» **Work required**:
Without including any pictures, write out all the entries exactly.
=== Provided data ===
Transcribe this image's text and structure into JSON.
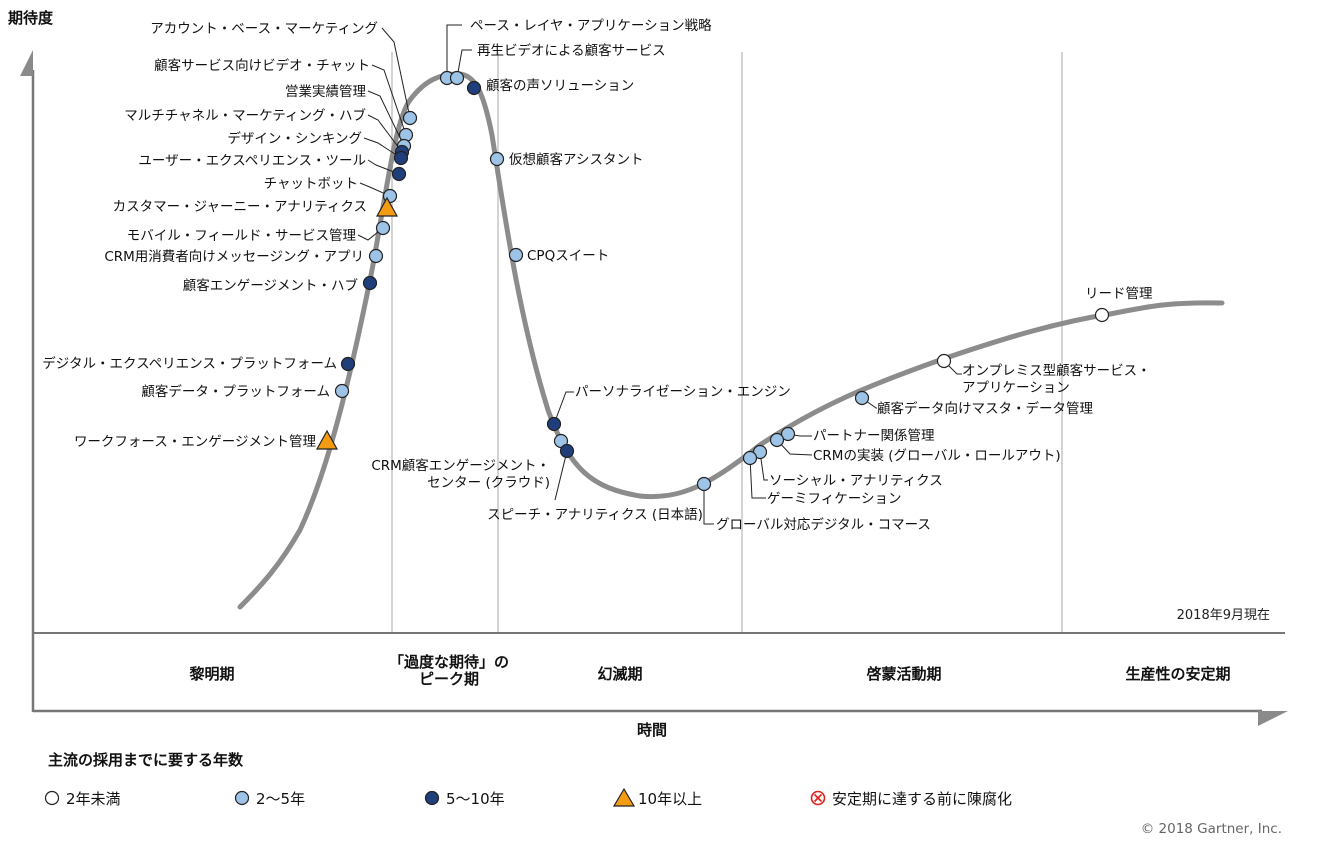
{
  "chart_data": {
    "type": "scatter",
    "title": "",
    "ylabel": "期待度",
    "xlabel": "時間",
    "as_of": "2018年9月現在",
    "copyright": "© 2018 Gartner, Inc.",
    "phases": [
      "黎明期",
      "「過度な期待」の\nピーク期",
      "幻滅期",
      "啓蒙活動期",
      "生産性の安定期"
    ],
    "legend_title": "主流の採用までに要する年数",
    "legend": [
      {
        "key": "lt2",
        "label": "2年未満"
      },
      {
        "key": "y2_5",
        "label": "2〜5年"
      },
      {
        "key": "y5_10",
        "label": "5〜10年"
      },
      {
        "key": "gt10",
        "label": "10年以上"
      },
      {
        "key": "obsolete",
        "label": "安定期に達する前に陳腐化"
      }
    ],
    "points": [
      {
        "name": "アカウント・ベース・マーケティング",
        "category": "y2_5"
      },
      {
        "name": "ペース・レイヤ・アプリケーション戦略",
        "category": "y2_5"
      },
      {
        "name": "再生ビデオによる顧客サービス",
        "category": "y2_5"
      },
      {
        "name": "顧客の声ソリューション",
        "category": "y5_10"
      },
      {
        "name": "顧客サービス向けビデオ・チャット",
        "category": "y2_5"
      },
      {
        "name": "営業実績管理",
        "category": "y2_5"
      },
      {
        "name": "マルチチャネル・マーケティング・ハブ",
        "category": "y5_10"
      },
      {
        "name": "デザイン・シンキング",
        "category": "y5_10"
      },
      {
        "name": "ユーザー・エクスペリエンス・ツール",
        "category": "y5_10"
      },
      {
        "name": "仮想顧客アシスタント",
        "category": "y2_5"
      },
      {
        "name": "チャットボット",
        "category": "y2_5"
      },
      {
        "name": "カスタマー・ジャーニー・アナリティクス",
        "category": "gt10"
      },
      {
        "name": "モバイル・フィールド・サービス管理",
        "category": "y2_5"
      },
      {
        "name": "CPQスイート",
        "category": "y2_5"
      },
      {
        "name": "CRM用消費者向けメッセージング・アプリ",
        "category": "y2_5"
      },
      {
        "name": "顧客エンゲージメント・ハブ",
        "category": "y5_10"
      },
      {
        "name": "リード管理",
        "category": "lt2"
      },
      {
        "name": "デジタル・エクスペリエンス・プラットフォーム",
        "category": "y5_10"
      },
      {
        "name": "オンプレミス型顧客サービス・\nアプリケーション",
        "category": "lt2"
      },
      {
        "name": "顧客データ・プラットフォーム",
        "category": "y2_5"
      },
      {
        "name": "パーソナライゼーション・エンジン",
        "category": "y5_10"
      },
      {
        "name": "顧客データ向けマスタ・データ管理",
        "category": "y2_5"
      },
      {
        "name": "ワークフォース・エンゲージメント管理",
        "category": "gt10"
      },
      {
        "name": "パートナー関係管理",
        "category": "y2_5"
      },
      {
        "name": "CRM顧客エンゲージメント・\nセンター (クラウド)",
        "category": "y2_5"
      },
      {
        "name": "CRMの実装 (グローバル・ロールアウト)",
        "category": "y2_5"
      },
      {
        "name": "ソーシャル・アナリティクス",
        "category": "y2_5"
      },
      {
        "name": "ゲーミフィケーション",
        "category": "y2_5"
      },
      {
        "name": "スピーチ・アナリティクス (日本語)",
        "category": "y5_10"
      },
      {
        "name": "グローバル対応デジタル・コマース",
        "category": "y2_5"
      }
    ]
  },
  "colors": {
    "curve": "#8c8c8c",
    "lt2": "#ffffff",
    "y2_5": "#9dc3e6",
    "y5_10": "#1f3e7a",
    "gt10": "#f39c12",
    "obsolete": "#e0201b",
    "axis": "#777777",
    "grid": "#d4d4d4"
  }
}
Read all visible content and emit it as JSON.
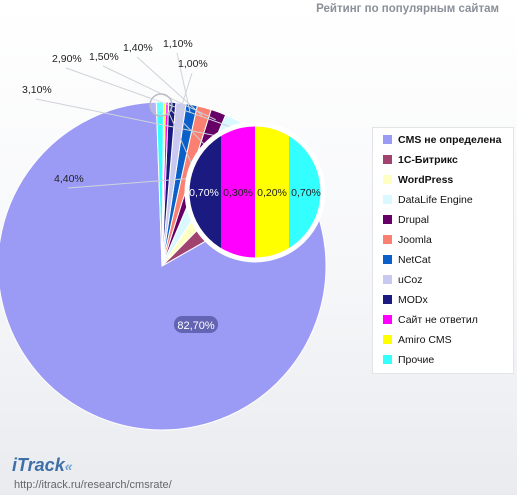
{
  "title": "Рейтинг по популярным сайтам",
  "chart_data": {
    "type": "pie",
    "title": "Рейтинг по популярным сайтам",
    "slices": [
      {
        "name": "CMS не определена",
        "value": 82.7,
        "label": "82,70%",
        "color": "#9b9bf5"
      },
      {
        "name": "1С-Битрикс",
        "value": 4.4,
        "label": "4,40%",
        "color": "#a0436e"
      },
      {
        "name": "WordPress",
        "value": 3.1,
        "label": "3,10%",
        "color": "#ffffc4"
      },
      {
        "name": "DataLife Engine",
        "value": 2.9,
        "label": "2,90%",
        "color": "#d9f8ff"
      },
      {
        "name": "Drupal",
        "value": 1.5,
        "label": "1,50%",
        "color": "#660066"
      },
      {
        "name": "Joomla",
        "value": 1.4,
        "label": "1,40%",
        "color": "#fa8072"
      },
      {
        "name": "NetCat",
        "value": 1.1,
        "label": "1,10%",
        "color": "#0a5fc8"
      },
      {
        "name": "uCoz",
        "value": 1.0,
        "label": "1,00%",
        "color": "#c8c8f0"
      },
      {
        "name": "MODx",
        "value": 0.7,
        "label": "0,70%",
        "color": "#1a1a80"
      },
      {
        "name": "Сайт не ответил",
        "value": 0.3,
        "label": "0,30%",
        "color": "#ff00ff"
      },
      {
        "name": "Amiro CMS",
        "value": 0.2,
        "label": "0,20%",
        "color": "#ffff00"
      },
      {
        "name": "Прочие",
        "value": 0.7,
        "label": "0,70%",
        "color": "#33ffff"
      }
    ],
    "zoom": {
      "slices": [
        "MODx",
        "Сайт не ответил",
        "Amiro CMS",
        "Прочие"
      ]
    },
    "legend": {
      "placement": "right",
      "bold": [
        "CMS не определена",
        "1С-Битрикс",
        "WordPress"
      ]
    }
  },
  "logo": {
    "text": "iTrack",
    "arrows": "«"
  },
  "source": "http://itrack.ru/research/cmsrate/"
}
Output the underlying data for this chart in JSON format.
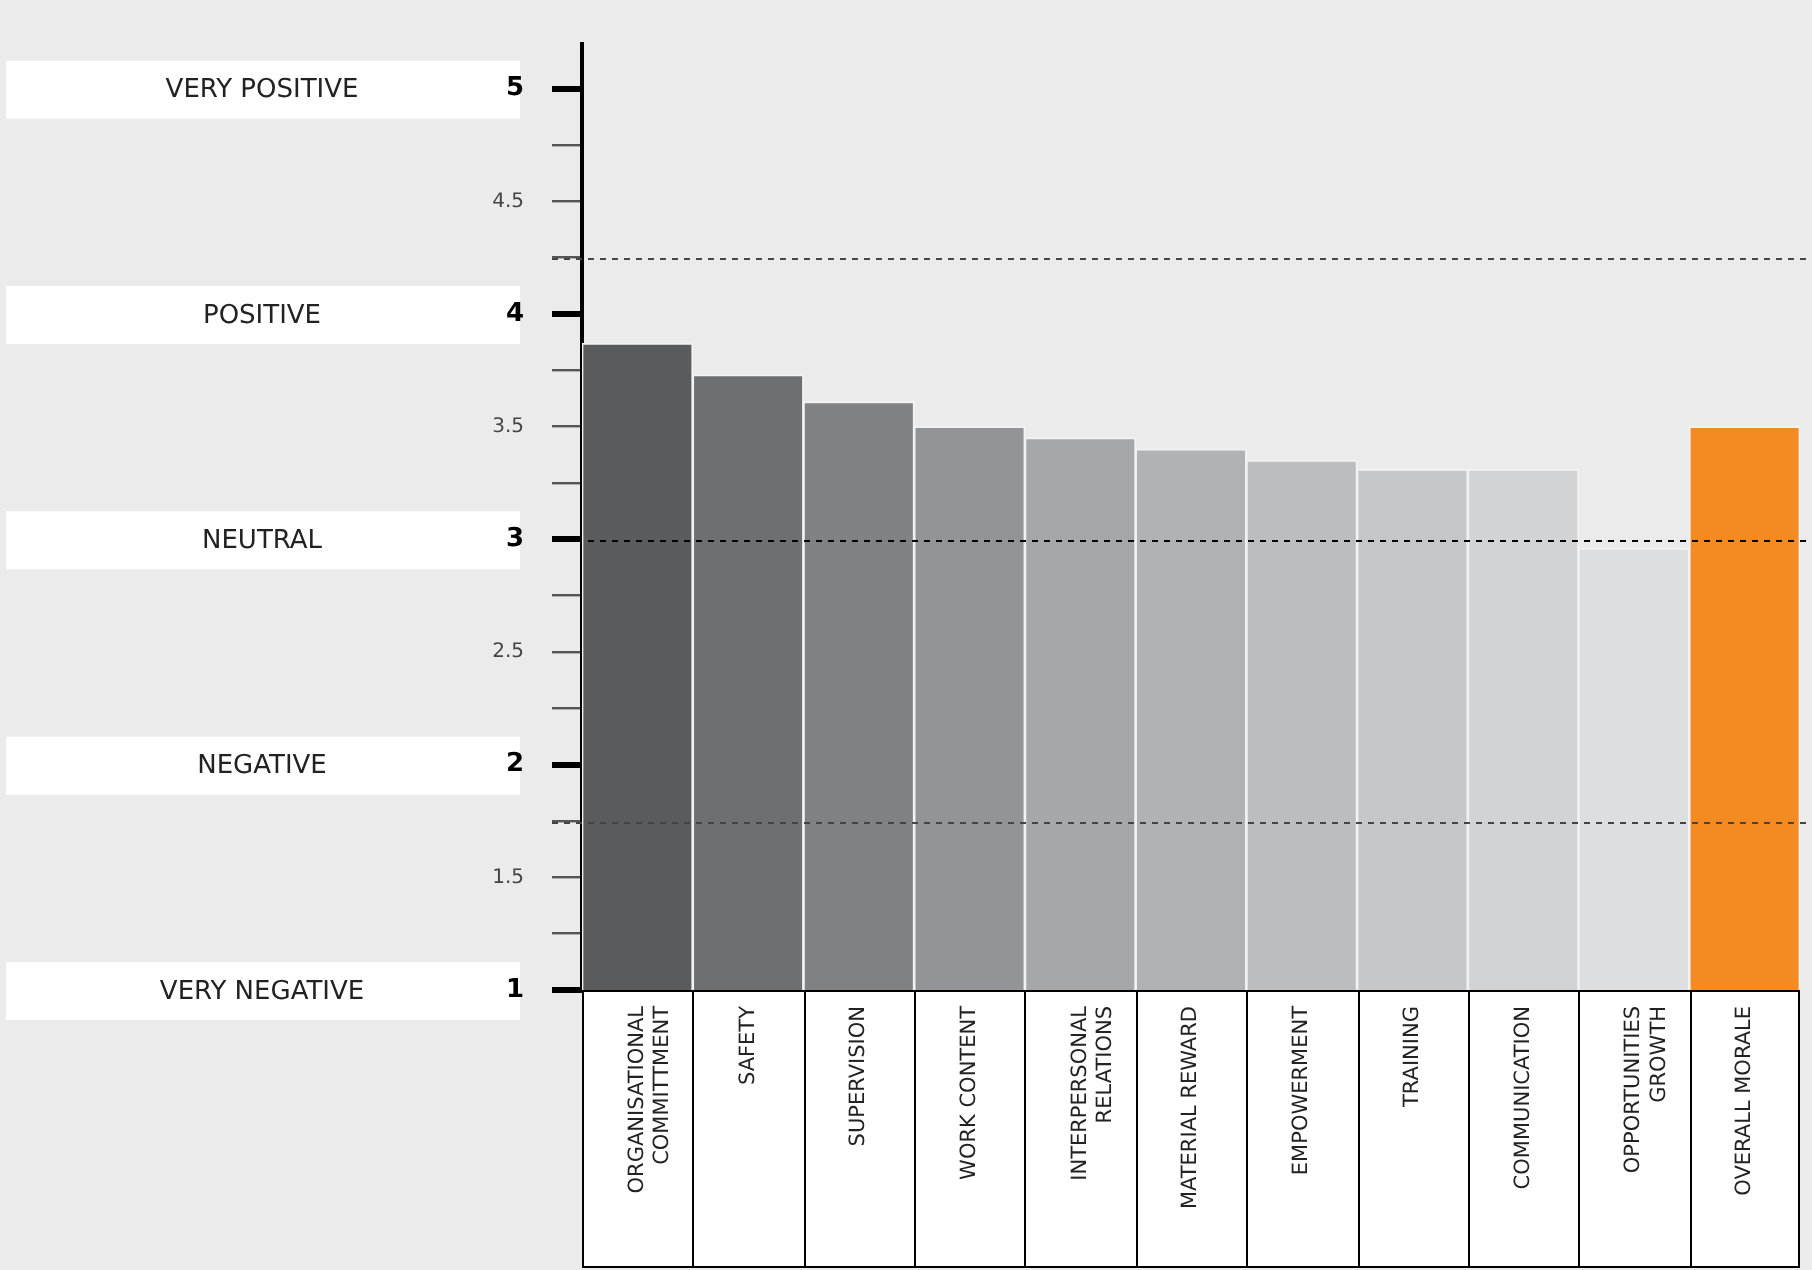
{
  "chart_data": {
    "type": "bar",
    "categories": [
      "ORGANISATIONAL\nCOMMITTMENT",
      "SAFETY",
      "SUPERVISION",
      "WORK CONTENT",
      "INTERPERSONAL\nRELATIONS",
      "MATERIAL REWARD",
      "EMPOWERMENT",
      "TRAINING",
      "COMMUNICATION",
      "OPPORTUNITIES\nGROWTH",
      "OVERALL MORALE"
    ],
    "values": [
      3.87,
      3.73,
      3.61,
      3.5,
      3.45,
      3.4,
      3.35,
      3.31,
      3.31,
      2.96,
      3.5
    ],
    "colors": [
      "#5a5b5d",
      "#6e6f71",
      "#808183",
      "#939497",
      "#a6a7a9",
      "#b0b3b5",
      "#bcbdbf",
      "#c6c7c9",
      "#d2d3d5",
      "#dddedf",
      "#f38a22"
    ],
    "ylim": [
      1,
      5.2
    ],
    "yticks": [
      1,
      {
        "value": 1.25,
        "label": null
      },
      1.5,
      {
        "value": 1.75,
        "label": null
      },
      2,
      {
        "value": 2.25,
        "label": null
      },
      2.5,
      {
        "value": 2.75,
        "label": null
      },
      3,
      {
        "value": 3.25,
        "label": null
      },
      3.5,
      {
        "value": 3.75,
        "label": null
      },
      4,
      {
        "value": 4.25,
        "label": null
      },
      4.5,
      {
        "value": 4.75,
        "label": null
      },
      5
    ],
    "ref_lines": [
      {
        "axis": "y",
        "value": 4.25,
        "color": "#444444",
        "line_style": "dashed"
      },
      {
        "axis": "y",
        "value": 3,
        "color": "#000000",
        "line_style": "dashed"
      },
      {
        "axis": "y",
        "value": 1.75,
        "color": "#444444",
        "line_style": "dashed"
      }
    ],
    "annotations": [
      "VERY POSITIVE",
      "POSITIVE",
      "NEUTRAL",
      "NEGATIVE",
      "VERY NEGATIVE"
    ],
    "grid": false,
    "legend": false
  }
}
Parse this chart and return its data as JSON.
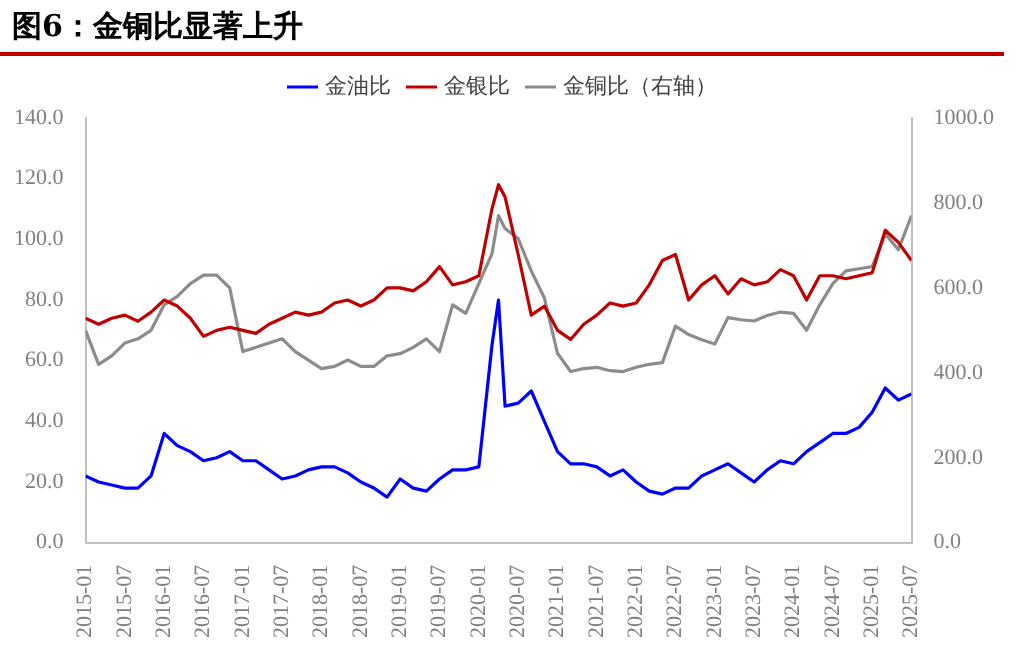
===
» **Task output**:
Transcribe this image's text and structure into JSON.
{
  "chart_data": {
    "type": "scatter",
    "title": "",
    "ylabel": "期待度",
    "xlabel": "時間",
    "as_of": "2018年9月現在",
    "copyright": "© 2018 Gartner, Inc.",
    "phases": [
      "黎明期",
      "「過度な期待」の\nピーク期",
      "幻滅期",
      "啓蒙活動期",
      "生産性の安定期"
    ],
    "legend_title": "主流の採用までに要する年数",
    "legend": [
      {
        "key": "lt2",
        "label": "2年未満"
      },
      {
        "key": "y2_5",
        "label": "2〜5年"
      },
      {
        "key": "y5_10",
        "label": "5〜10年"
      },
      {
        "key": "gt10",
        "label": "10年以上"
      },
      {
        "key": "obsolete",
        "label": "安定期に達する前に陳腐化"
      }
    ],
    "points": [
      {
        "name": "アカウント・ベース・マーケティング",
        "category": "y2_5"
      },
      {
        "name": "ペース・レイヤ・アプリケーション戦略",
        "category": "y2_5"
      },
      {
        "name": "再生ビデオによる顧客サービス",
        "category": "y2_5"
      },
      {
        "name": "顧客の声ソリューション",
        "category": "y5_10"
      },
      {
        "name": "顧客サービス向けビデオ・チャット",
        "category": "y2_5"
      },
      {
        "name": "営業実績管理",
        "category": "y2_5"
      },
      {
        "name": "マルチチャネル・マーケティング・ハブ",
        "category": "y5_10"
      },
      {
        "name": "デザイン・シンキング",
        "category": "y5_10"
      },
      {
        "name": "ユーザー・エクスペリエンス・ツール",
        "category": "y5_10"
      },
      {
        "name": "仮想顧客アシスタント",
        "category": "y2_5"
      },
      {
        "name": "チャットボット",
        "category": "y2_5"
      },
      {
        "name": "カスタマー・ジャーニー・アナリティクス",
        "category": "gt10"
      },
      {
        "name": "モバイル・フィールド・サービス管理",
        "category": "y2_5"
      },
      {
        "name": "CPQスイート",
        "category": "y2_5"
      },
      {
        "name": "CRM用消費者向けメッセージング・アプリ",
        "category": "y2_5"
      },
      {
        "name": "顧客エンゲージメント・ハブ",
        "category": "y5_10"
      },
      {
        "name": "リード管理",
        "category": "lt2"
      },
      {
        "name": "デジタル・エクスペリエンス・プラットフォーム",
        "category": "y5_10"
      },
      {
        "name": "オンプレミス型顧客サービス・\nアプリケーション",
        "category": "lt2"
      },
      {
        "name": "顧客データ・プラットフォーム",
        "category": "y2_5"
      },
      {
        "name": "パーソナライゼーション・エンジン",
        "category": "y5_10"
      },
      {
        "name": "顧客データ向けマスタ・データ管理",
        "category": "y2_5"
      },
      {
        "name": "ワークフォース・エンゲージメント管理",
        "category": "gt10"
      },
      {
        "name": "パートナー関係管理",
        "category": "y2_5"
      },
      {
        "name": "CRM顧客エンゲージメント・\nセンター (クラウド)",
        "category": "y2_5"
      },
      {
        "name": "CRMの実装 (グローバル・ロールアウト)",
        "category": "y2_5"
      },
      {
        "name": "ソーシャル・アナリティクス",
        "category": "y2_5"
      },
      {
        "name": "ゲーミフィケーション",
        "category": "y2_5"
      },
      {
        "name": "スピーチ・アナリティクス (日本語)",
        "category": "y5_10"
      },
      {
        "name": "グローバル対応デジタル・コマース",
        "category": "y2_5"
      }
    ]
  },
  "colors": {
    "curve": "#8c8c8c",
    "lt2": "#ffffff",
    "y2_5": "#9dc3e6",
    "y5_10": "#1f3e7a",
    "gt10": "#f39c12",
    "obsolete": "#e0201b",
    "axis": "#777777",
    "grid": "#d4d4d4"
  }
}
Read all visible content and emit it as JSON.
{
  "title": "Рейтинг по популярным сайтам",
  "chart_data": {
    "type": "pie",
    "title": "Рейтинг по популярным сайтам",
    "slices": [
      {
        "name": "CMS не определена",
        "value": 82.7,
        "label": "82,70%",
        "color": "#9b9bf5"
      },
      {
        "name": "1С-Битрикс",
        "value": 4.4,
        "label": "4,40%",
        "color": "#a0436e"
      },
      {
        "name": "WordPress",
        "value": 3.1,
        "label": "3,10%",
        "color": "#ffffc4"
      },
      {
        "name": "DataLife Engine",
        "value": 2.9,
        "label": "2,90%",
        "color": "#d9f8ff"
      },
      {
        "name": "Drupal",
        "value": 1.5,
        "label": "1,50%",
        "color": "#660066"
      },
      {
        "name": "Joomla",
        "value": 1.4,
        "label": "1,40%",
        "color": "#fa8072"
      },
      {
        "name": "NetCat",
        "value": 1.1,
        "label": "1,10%",
        "color": "#0a5fc8"
      },
      {
        "name": "uCoz",
        "value": 1.0,
        "label": "1,00%",
        "color": "#c8c8f0"
      },
      {
        "name": "MODx",
        "value": 0.7,
        "label": "0,70%",
        "color": "#1a1a80"
      },
      {
        "name": "Сайт не ответил",
        "value": 0.3,
        "label": "0,30%",
        "color": "#ff00ff"
      },
      {
        "name": "Amiro CMS",
        "value": 0.2,
        "label": "0,20%",
        "color": "#ffff00"
      },
      {
        "name": "Прочие",
        "value": 0.7,
        "label": "0,70%",
        "color": "#33ffff"
      }
    ],
    "zoom": {
      "slices": [
        "MODx",
        "Сайт не ответил",
        "Amiro CMS",
        "Прочие"
      ]
    },
    "legend": {
      "placement": "right",
      "bold": [
        "CMS не определена",
        "1С-Битрикс",
        "WordPress"
      ]
    }
  },
  "logo": {
    "text": "iTrack",
    "arrows": "«"
  },
  "source": "http://itrack.ru/research/cmsrate/"
}
Output the underlying data for this chart in JSON format.
{
  "chart_data": {
    "type": "bar",
    "categories": [
      "ORGANISATIONAL\nCOMMITTMENT",
      "SAFETY",
      "SUPERVISION",
      "WORK CONTENT",
      "INTERPERSONAL\nRELATIONS",
      "MATERIAL REWARD",
      "EMPOWERMENT",
      "TRAINING",
      "COMMUNICATION",
      "OPPORTUNITIES\nGROWTH",
      "OVERALL MORALE"
    ],
    "values": [
      3.87,
      3.73,
      3.61,
      3.5,
      3.45,
      3.4,
      3.35,
      3.31,
      3.31,
      2.96,
      3.5
    ],
    "colors": [
      "#5a5b5d",
      "#6e6f71",
      "#808183",
      "#939497",
      "#a6a7a9",
      "#b0b3b5",
      "#bcbdbf",
      "#c6c7c9",
      "#d2d3d5",
      "#dddedf",
      "#f38a22"
    ],
    "ylim": [
      1,
      5.2
    ],
    "yticks": [
      1,
      {
        "value": 1.25,
        "label": null
      },
      1.5,
      {
        "value": 1.75,
        "label": null
      },
      2,
      {
        "value": 2.25,
        "label": null
      },
      2.5,
      {
        "value": 2.75,
        "label": null
      },
      3,
      {
        "value": 3.25,
        "label": null
      },
      3.5,
      {
        "value": 3.75,
        "label": null
      },
      4,
      {
        "value": 4.25,
        "label": null
      },
      4.5,
      {
        "value": 4.75,
        "label": null
      },
      5
    ],
    "ref_lines": [
      {
        "axis": "y",
        "value": 4.25,
        "color": "#444444",
        "line_style": "dashed"
      },
      {
        "axis": "y",
        "value": 3,
        "color": "#000000",
        "line_style": "dashed"
      },
      {
        "axis": "y",
        "value": 1.75,
        "color": "#444444",
        "line_style": "dashed"
      }
    ],
    "annotations": [
      "VERY POSITIVE",
      "POSITIVE",
      "NEUTRAL",
      "NEGATIVE",
      "VERY NEGATIVE"
    ],
    "grid": false,
    "legend": false
  }
}
Parse this chart and return its data as JSON.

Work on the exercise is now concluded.